** START **
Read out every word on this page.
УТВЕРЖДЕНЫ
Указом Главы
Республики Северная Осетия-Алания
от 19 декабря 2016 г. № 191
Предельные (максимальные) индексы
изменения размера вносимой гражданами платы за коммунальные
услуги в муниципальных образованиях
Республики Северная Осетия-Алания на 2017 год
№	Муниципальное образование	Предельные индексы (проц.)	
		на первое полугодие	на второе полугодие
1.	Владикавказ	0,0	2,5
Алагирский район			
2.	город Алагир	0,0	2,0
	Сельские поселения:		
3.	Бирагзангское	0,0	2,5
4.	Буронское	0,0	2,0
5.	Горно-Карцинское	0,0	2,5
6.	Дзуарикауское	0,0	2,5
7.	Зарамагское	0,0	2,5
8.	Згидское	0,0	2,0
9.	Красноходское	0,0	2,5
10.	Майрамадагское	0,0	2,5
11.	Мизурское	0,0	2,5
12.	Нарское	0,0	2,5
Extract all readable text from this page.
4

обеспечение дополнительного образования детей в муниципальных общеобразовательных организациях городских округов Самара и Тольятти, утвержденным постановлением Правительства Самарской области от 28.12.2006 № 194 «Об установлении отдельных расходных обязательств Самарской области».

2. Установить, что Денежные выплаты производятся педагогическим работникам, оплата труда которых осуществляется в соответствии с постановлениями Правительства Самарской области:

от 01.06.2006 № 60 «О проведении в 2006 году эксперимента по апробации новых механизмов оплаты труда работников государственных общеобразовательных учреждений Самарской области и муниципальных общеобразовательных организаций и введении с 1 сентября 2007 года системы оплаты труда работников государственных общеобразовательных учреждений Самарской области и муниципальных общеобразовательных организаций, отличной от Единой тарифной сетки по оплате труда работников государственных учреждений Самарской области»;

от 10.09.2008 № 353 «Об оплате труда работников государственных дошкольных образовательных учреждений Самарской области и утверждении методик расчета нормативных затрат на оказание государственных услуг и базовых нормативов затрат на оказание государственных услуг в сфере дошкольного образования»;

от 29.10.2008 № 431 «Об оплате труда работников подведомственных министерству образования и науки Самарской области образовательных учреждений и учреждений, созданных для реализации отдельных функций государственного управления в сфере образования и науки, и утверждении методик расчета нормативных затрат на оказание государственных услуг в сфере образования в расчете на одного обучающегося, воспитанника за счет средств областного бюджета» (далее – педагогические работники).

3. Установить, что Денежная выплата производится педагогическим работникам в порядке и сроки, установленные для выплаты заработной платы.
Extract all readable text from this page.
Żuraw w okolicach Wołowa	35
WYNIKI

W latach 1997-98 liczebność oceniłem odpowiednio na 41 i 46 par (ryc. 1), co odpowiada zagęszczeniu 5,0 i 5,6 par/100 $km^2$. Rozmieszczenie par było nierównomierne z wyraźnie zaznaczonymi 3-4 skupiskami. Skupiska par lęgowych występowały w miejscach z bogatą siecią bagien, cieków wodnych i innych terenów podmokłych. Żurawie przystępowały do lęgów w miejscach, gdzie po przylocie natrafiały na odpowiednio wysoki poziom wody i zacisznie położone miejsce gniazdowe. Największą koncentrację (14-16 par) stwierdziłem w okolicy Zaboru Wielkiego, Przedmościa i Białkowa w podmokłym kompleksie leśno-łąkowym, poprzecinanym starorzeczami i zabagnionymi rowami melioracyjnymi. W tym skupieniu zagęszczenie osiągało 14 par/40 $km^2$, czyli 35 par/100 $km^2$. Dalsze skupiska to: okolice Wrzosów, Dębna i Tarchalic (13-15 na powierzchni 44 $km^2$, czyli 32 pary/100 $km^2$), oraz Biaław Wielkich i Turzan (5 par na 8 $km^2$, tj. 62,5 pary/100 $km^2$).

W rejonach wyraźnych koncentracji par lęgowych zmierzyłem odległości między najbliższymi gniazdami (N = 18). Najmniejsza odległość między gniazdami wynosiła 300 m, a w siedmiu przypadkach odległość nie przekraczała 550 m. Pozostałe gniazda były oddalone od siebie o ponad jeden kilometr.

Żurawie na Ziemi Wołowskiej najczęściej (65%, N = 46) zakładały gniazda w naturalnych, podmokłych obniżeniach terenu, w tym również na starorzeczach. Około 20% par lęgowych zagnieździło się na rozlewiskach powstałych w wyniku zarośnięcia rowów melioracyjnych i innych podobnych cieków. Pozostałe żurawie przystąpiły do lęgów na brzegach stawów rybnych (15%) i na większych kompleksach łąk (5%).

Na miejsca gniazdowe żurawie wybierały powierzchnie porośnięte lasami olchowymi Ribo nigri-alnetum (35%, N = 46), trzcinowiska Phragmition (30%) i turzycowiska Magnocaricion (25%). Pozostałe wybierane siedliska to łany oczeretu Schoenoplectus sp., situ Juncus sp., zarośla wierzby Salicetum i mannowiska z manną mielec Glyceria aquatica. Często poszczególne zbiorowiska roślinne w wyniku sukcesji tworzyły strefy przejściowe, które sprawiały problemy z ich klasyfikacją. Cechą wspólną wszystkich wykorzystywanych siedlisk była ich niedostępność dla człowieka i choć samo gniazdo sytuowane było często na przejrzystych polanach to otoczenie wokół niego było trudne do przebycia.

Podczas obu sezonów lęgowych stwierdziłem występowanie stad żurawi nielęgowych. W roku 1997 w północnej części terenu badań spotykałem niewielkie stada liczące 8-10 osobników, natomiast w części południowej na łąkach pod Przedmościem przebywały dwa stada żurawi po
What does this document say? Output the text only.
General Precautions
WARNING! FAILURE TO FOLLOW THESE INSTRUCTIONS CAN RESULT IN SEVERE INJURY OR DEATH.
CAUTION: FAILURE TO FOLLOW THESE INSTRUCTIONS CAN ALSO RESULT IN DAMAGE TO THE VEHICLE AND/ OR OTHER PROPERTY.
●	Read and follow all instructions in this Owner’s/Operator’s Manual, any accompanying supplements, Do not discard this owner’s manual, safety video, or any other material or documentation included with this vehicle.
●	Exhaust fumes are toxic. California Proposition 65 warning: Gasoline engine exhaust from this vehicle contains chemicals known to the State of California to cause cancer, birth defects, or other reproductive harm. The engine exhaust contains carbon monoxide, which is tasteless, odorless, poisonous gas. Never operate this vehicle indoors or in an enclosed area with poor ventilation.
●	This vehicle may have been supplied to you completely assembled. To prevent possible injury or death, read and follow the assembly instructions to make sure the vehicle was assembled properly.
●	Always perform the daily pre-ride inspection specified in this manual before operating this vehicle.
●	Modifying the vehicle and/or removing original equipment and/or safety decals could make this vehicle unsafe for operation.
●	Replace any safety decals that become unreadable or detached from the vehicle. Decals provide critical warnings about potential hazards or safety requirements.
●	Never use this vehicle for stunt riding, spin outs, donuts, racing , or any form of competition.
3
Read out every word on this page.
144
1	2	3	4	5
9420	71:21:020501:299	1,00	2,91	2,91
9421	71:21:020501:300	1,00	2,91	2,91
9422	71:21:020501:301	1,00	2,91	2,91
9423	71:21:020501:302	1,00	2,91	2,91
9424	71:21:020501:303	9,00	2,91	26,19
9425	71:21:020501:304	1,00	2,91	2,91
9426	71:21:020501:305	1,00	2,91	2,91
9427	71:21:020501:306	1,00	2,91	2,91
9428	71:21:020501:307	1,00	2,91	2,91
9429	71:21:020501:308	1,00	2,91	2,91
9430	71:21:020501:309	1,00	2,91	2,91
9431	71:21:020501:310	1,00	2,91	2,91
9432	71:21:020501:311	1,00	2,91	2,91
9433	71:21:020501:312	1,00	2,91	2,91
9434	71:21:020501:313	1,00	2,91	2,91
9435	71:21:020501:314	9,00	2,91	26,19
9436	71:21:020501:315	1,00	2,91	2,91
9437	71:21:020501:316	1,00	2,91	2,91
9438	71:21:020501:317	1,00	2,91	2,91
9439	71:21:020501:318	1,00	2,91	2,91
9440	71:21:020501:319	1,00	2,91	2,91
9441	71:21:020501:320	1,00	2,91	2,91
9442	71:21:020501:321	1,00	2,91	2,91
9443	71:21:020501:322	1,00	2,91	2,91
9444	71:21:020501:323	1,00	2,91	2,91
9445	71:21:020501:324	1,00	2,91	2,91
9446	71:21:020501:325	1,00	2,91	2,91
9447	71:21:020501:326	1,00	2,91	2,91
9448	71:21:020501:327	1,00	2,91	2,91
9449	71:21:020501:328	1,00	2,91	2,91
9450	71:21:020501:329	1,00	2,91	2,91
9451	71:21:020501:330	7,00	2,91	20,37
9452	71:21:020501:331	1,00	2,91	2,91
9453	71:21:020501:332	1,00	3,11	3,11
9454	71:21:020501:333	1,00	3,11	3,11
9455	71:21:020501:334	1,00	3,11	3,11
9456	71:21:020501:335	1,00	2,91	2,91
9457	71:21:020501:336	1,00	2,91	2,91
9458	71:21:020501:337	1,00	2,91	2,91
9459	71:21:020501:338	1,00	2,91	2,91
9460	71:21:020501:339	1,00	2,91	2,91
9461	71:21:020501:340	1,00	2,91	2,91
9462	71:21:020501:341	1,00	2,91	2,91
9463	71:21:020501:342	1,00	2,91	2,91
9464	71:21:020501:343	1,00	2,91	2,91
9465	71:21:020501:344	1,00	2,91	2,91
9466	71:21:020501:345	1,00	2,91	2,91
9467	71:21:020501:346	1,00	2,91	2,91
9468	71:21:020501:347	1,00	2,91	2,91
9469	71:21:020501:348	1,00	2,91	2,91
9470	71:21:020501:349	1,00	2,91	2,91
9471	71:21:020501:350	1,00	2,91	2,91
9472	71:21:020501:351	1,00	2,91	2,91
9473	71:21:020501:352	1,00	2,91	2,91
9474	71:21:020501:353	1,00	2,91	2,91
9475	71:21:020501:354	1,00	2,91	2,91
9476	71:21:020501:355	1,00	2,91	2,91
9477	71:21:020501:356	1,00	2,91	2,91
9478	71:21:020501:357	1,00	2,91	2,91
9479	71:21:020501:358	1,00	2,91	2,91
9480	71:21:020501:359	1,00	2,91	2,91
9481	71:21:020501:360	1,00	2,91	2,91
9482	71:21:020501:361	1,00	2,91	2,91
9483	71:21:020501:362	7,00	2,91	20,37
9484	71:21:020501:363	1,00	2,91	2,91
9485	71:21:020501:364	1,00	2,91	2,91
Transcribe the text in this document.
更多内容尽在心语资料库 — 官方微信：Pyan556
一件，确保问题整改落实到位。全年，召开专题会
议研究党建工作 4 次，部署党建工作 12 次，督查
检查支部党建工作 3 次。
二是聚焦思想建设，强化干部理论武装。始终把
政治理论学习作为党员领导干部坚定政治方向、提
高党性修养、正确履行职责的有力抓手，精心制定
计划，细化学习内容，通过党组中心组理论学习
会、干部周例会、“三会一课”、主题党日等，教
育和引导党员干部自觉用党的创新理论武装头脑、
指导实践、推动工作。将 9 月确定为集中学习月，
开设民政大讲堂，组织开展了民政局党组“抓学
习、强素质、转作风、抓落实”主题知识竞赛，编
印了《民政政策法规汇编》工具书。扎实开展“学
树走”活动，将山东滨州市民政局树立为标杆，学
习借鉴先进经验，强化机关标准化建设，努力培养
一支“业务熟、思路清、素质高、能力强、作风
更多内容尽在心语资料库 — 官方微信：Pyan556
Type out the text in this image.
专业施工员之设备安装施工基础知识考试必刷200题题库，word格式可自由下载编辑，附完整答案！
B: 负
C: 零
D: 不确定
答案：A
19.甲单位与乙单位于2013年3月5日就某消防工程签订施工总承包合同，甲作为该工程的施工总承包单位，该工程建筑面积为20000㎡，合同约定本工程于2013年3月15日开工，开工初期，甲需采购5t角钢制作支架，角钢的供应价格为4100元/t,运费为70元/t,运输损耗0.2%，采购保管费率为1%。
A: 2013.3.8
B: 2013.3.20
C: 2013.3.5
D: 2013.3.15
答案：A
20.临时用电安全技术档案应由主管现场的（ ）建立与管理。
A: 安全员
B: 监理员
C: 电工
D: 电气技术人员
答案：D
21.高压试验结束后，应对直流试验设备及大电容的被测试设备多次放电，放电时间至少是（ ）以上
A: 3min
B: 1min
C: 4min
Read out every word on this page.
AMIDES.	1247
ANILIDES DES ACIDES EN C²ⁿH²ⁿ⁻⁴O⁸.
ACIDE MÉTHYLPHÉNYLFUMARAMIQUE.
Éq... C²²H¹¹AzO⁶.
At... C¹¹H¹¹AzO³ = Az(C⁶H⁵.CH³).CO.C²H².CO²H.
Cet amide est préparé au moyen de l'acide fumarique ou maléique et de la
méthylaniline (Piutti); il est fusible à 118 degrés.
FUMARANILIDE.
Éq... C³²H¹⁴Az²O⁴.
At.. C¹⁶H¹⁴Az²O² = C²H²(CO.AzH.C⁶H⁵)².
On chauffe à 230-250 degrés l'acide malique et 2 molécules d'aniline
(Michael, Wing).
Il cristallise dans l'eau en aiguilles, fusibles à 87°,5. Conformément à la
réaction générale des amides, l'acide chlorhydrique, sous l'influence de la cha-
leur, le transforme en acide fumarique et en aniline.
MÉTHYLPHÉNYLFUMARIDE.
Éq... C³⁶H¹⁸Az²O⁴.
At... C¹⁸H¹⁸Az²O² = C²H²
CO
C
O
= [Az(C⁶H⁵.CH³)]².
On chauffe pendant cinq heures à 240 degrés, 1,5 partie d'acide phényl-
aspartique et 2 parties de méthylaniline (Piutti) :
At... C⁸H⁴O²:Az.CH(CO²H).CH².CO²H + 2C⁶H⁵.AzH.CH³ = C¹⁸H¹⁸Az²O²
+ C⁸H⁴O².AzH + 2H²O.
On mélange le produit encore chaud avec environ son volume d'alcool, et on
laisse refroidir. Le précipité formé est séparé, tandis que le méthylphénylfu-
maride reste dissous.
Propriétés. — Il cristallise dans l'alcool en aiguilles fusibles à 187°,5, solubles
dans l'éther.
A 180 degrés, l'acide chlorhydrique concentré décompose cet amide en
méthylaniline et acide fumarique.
** END **
WHAT YOU SHOULD DO: Within the material above, find the lines that contain the word "from"; copy them.

RESULT FOR THIS TASK:
Extract all readable text from this page.
Extract all readable text from this page.
●	Exhaust fumes are toxic. California Proposition 65 warning: Gasoline engine exhaust from this vehicle contains chemicals known to the State of California to cause cancer, birth defects, or other reproductive harm. The engine exhaust contains carbon monoxide, which is tasteless, odorless, poisonous gas. Never operate this vehicle indoors or in an enclosed area with poor ventilation.
●	Replace any safety decals that become unreadable or detached from the vehicle. Decals provide critical warnings about potential hazards or safety requirements.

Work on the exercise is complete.